Task goal:
Go through the material and write it all out exactly, minus the pictures.

Dataset:
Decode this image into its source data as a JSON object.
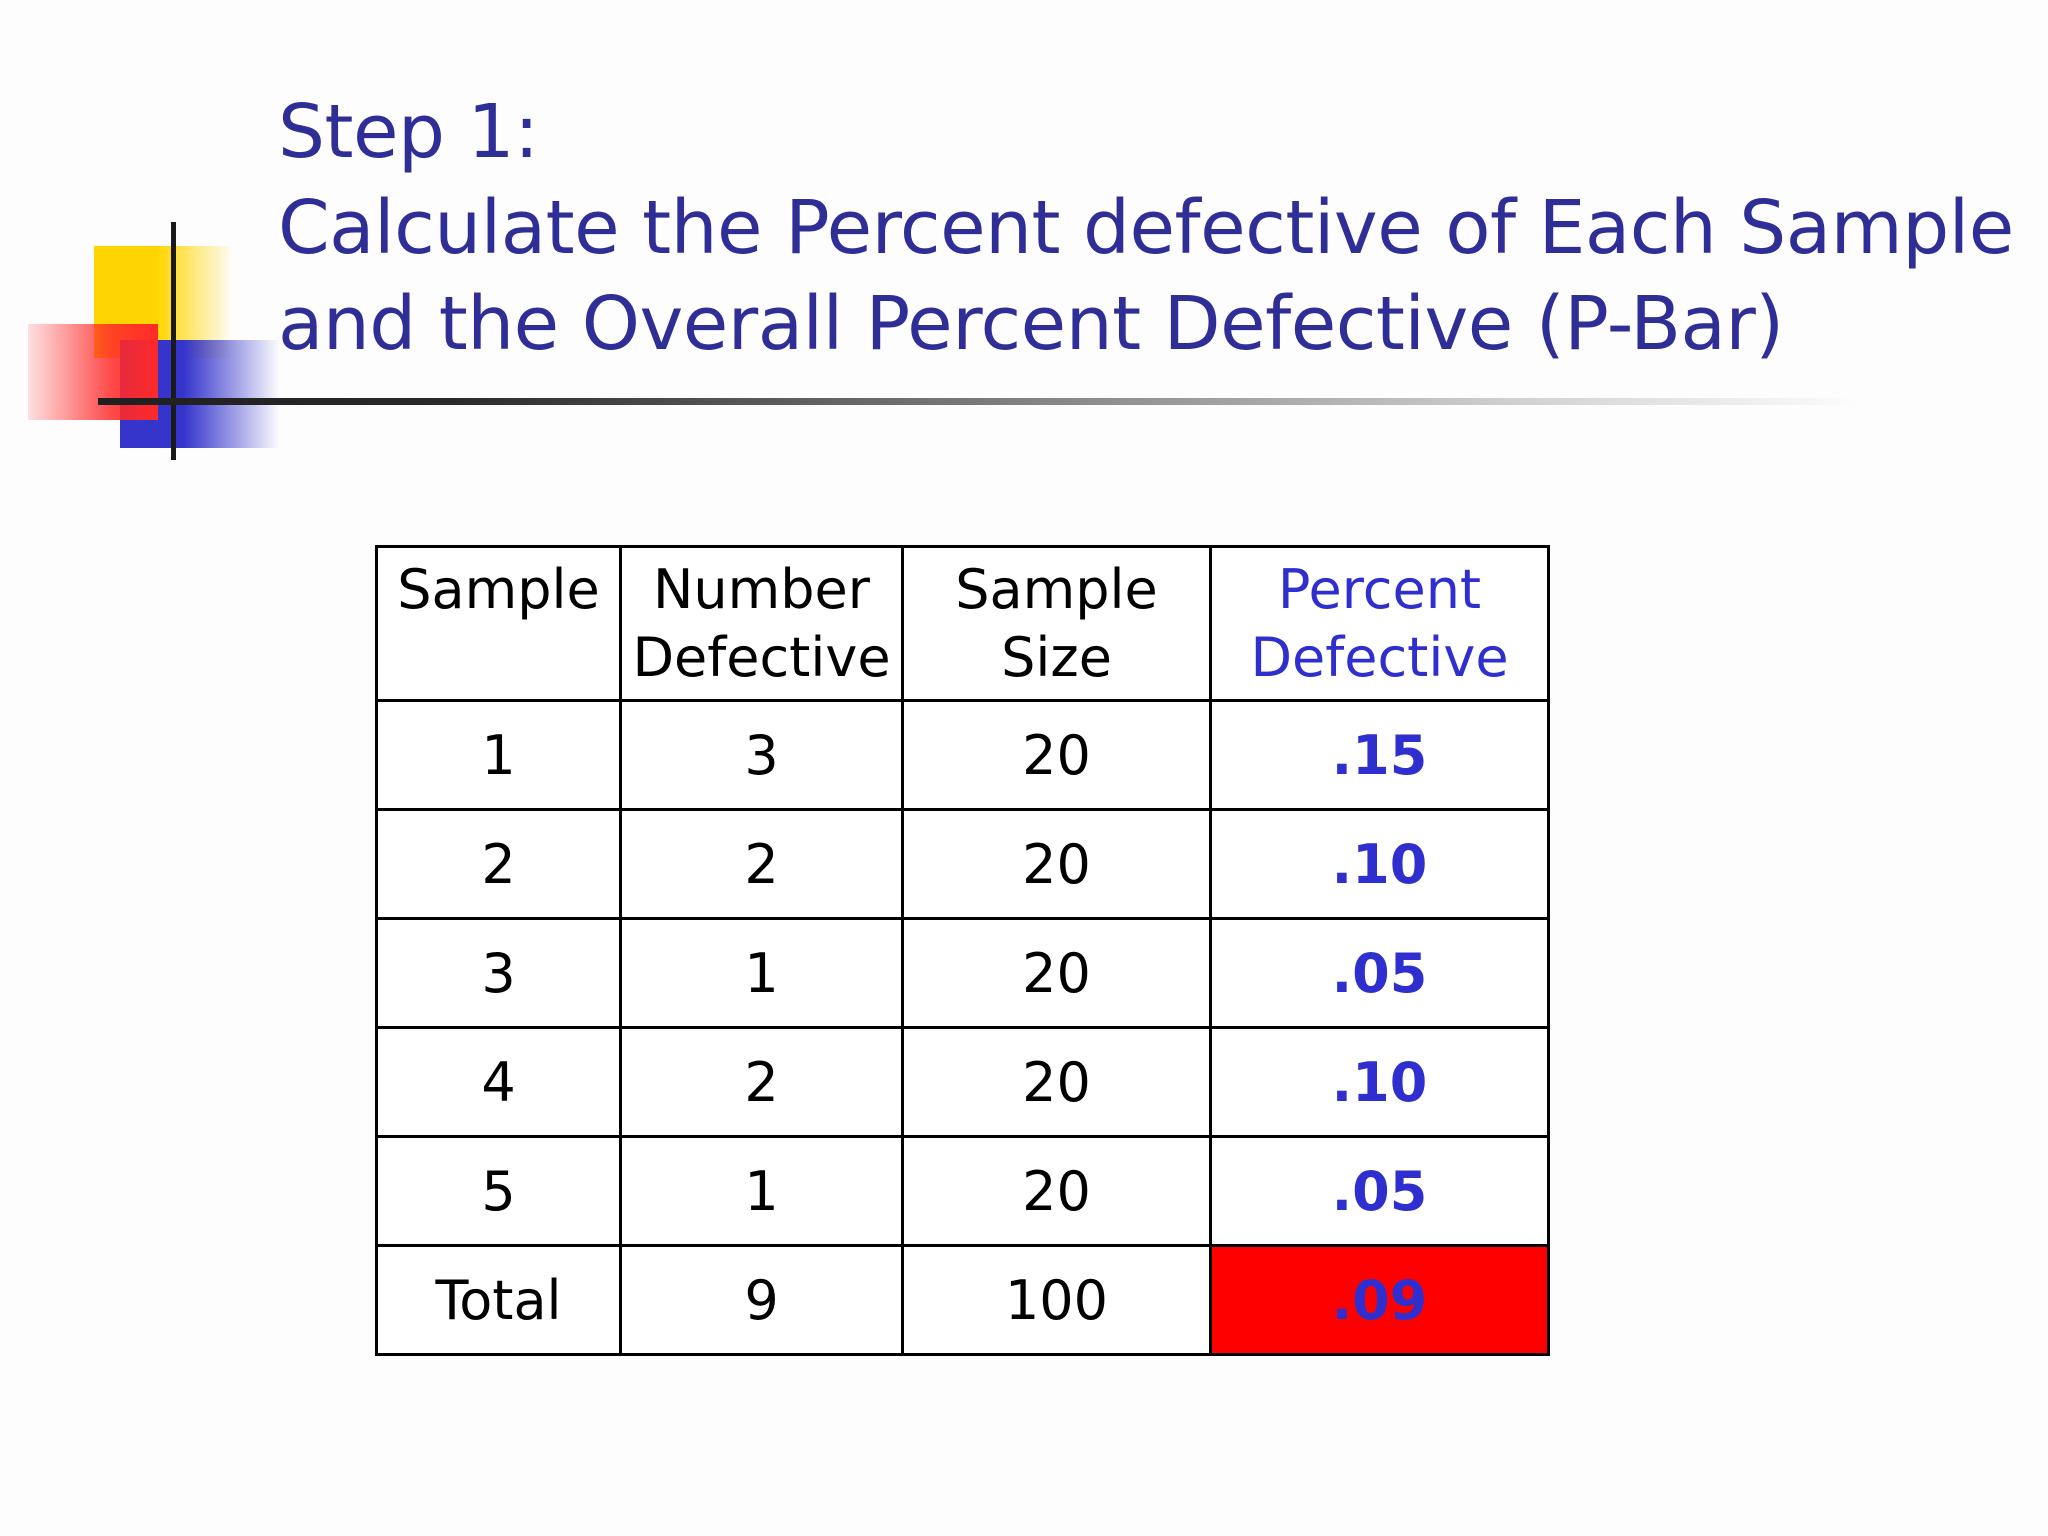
{
  "title": {
    "line1": "Step 1:",
    "line2": "Calculate the Percent defective of Each Sample",
    "line3": "and the Overall Percent Defective (P-Bar)"
  },
  "table": {
    "headers": {
      "sample": "Sample",
      "number_defective": "Number Defective",
      "sample_size": "Sample Size",
      "percent_defective": "Percent Defective"
    },
    "rows": [
      {
        "sample": "1",
        "number_defective": "3",
        "sample_size": "20",
        "percent_defective": ".15"
      },
      {
        "sample": "2",
        "number_defective": "2",
        "sample_size": "20",
        "percent_defective": ".10"
      },
      {
        "sample": "3",
        "number_defective": "1",
        "sample_size": "20",
        "percent_defective": ".05"
      },
      {
        "sample": "4",
        "number_defective": "2",
        "sample_size": "20",
        "percent_defective": ".10"
      },
      {
        "sample": "5",
        "number_defective": "1",
        "sample_size": "20",
        "percent_defective": ".05"
      }
    ],
    "total": {
      "sample": "Total",
      "number_defective": "9",
      "sample_size": "100",
      "percent_defective": ".09"
    }
  },
  "colors": {
    "title": "#2e2e96",
    "percent_text": "#2f2fcf",
    "total_highlight": "#ff0000"
  }
}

Response to the exercise:
Decode this image into its source data as a JSON object.
{
  "title": {
    "line1": "Step 1:",
    "line2": "Calculate the Percent defective of Each Sample",
    "line3": "and the Overall Percent Defective (P-Bar)"
  },
  "table": {
    "headers": {
      "sample": "Sample",
      "number_defective": "Number Defective",
      "sample_size": "Sample Size",
      "percent_defective": "Percent Defective"
    },
    "rows": [
      {
        "sample": "1",
        "number_defective": "3",
        "sample_size": "20",
        "percent_defective": ".15"
      },
      {
        "sample": "2",
        "number_defective": "2",
        "sample_size": "20",
        "percent_defective": ".10"
      },
      {
        "sample": "3",
        "number_defective": "1",
        "sample_size": "20",
        "percent_defective": ".05"
      },
      {
        "sample": "4",
        "number_defective": "2",
        "sample_size": "20",
        "percent_defective": ".10"
      },
      {
        "sample": "5",
        "number_defective": "1",
        "sample_size": "20",
        "percent_defective": ".05"
      }
    ],
    "total": {
      "sample": "Total",
      "number_defective": "9",
      "sample_size": "100",
      "percent_defective": ".09"
    }
  },
  "colors": {
    "title": "#2e2e96",
    "percent_text": "#2f2fcf",
    "total_highlight": "#ff0000"
  }
}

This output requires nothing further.